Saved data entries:
<<<<

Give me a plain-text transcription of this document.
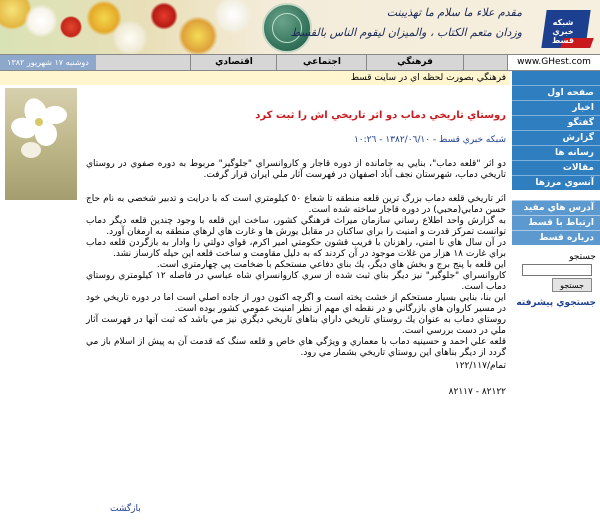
مقدم علاء ما سلام ما تهذيبنت
وزدان متعم الكتاب ، والميزان ليقوم الناس بالقسط
شبكه خبري قسط
دوشنبه ١٧ شهريور ١٣٨٢	اقتصادي	اجتماعي	فرهنگي	www.GHest.com
فرهنگي بصورت لحظه اي در سايت قسط
صفحه اول
اخبار
گفتگو
گزارش
رسانه ها
مقالات
آنسوي مرزها
آدرس هاي مفيد
ارتباط با قسط
درباره قسط
جستجو
جستجو
جستجوي پيشرفته
روستاي تاريخي دماب دو اثر تاريخي اش را ثبت كرد
شبكه خبري قسط - ١٣٨٢/٠٦/١٠ - ١٠:٢٦

دو اثر "قلعه دماب"، بنايي به جامانده از دوره قاجار و كاروانسراي "جلوگير" مربوط به دوره صفوي در روستاي تاريخي دماب، شهرستان نجف آباد اصفهان در فهرست آثار ملي ايران قرار گرفت.

اثر تاريخي قلعه دماب بزرگ ترين قلعه منطقه تا شعاع ٥٠ كيلومتري است كه با درايت و تدبير شخصي به نام حاج حسن دمابي(محبي) در دوره قاجار ساخته شده است.

به گزارش واحد اطلاع رساني سازمان ميراث فرهنگي كشور، ساخت اين قلعه با وجود چندين قلعه ديگر دماب توانست تمركز قدرت و امنيت را براي ساكنان در مقابل يورش ها و غارت هاي لرهاي منطقه به ارمغان آورد.

در آن سال هاي نا امني، راهزنان با فريب قشون حكومتي امير اكرم، قواي دولتي را وادار به بازگردن قلعه دماب براي غارت ١٨ هزار من غلات موجود در آن كردند كه به دليل مقاومت و ساخت قلعه اين حيله كارساز نشد.

اين قلعه با پنج برج و بخش هاي ديگر، يك بناي دفاعي مستحكم با ضخامت پي چهارمتري است.

كاروانسراي "جلوگير" نيز ديگر بناي ثبت شده از سري كاروانسراي شاه عباسي در فاصله ١٢ كيلومتري روستاي دماب است.

اين بنا، بنايي بسيار مستحكم از خشت پخته است و اگرچه اكنون دور از جاده اصلي است اما در دوره تاريخي خود در مسير كاروان هاي بازرگاني و در نقطه اي مهم از نظر امنيت عمومي كشور بوده است.

روستاي دماب به عنوان يك روستاي تاريخي داراي بناهاي تاريخي ديگري نيز مي باشد كه ثبت آنها در فهرست آثار ملي در دست بررسي است.

قلعه علي احمد و حسينيه دماب با معماري و ويژگي هاي خاص و قلعه سنگ كه قدمت آن به پيش از اسلام باز مي گردد از ديگر بناهاي اين روستاي تاريخي بشمار مي رود.

تمام/١٢٢/١١٧
٨٢١٢٢ - ٨٢١١٧
بازگشت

>>>>

Gather all lines with the string "كاروانسراي" from the data.

Full response:
دو اثر "قلعه دماب"، بنايي به جامانده از دوره قاجار و كاروانسراي "جلوگير" مربوط به دوره صفوي در روستاي تاريخي دماب، شهرستان نجف آباد اصفهان در فهرست آثار ملي ايران قرار گرفت.
كاروانسراي "جلوگير" نيز ديگر بناي ثبت شده از سري كاروانسراي شاه عباسي در فاصله ١٢ كيلومتري روستاي دماب است.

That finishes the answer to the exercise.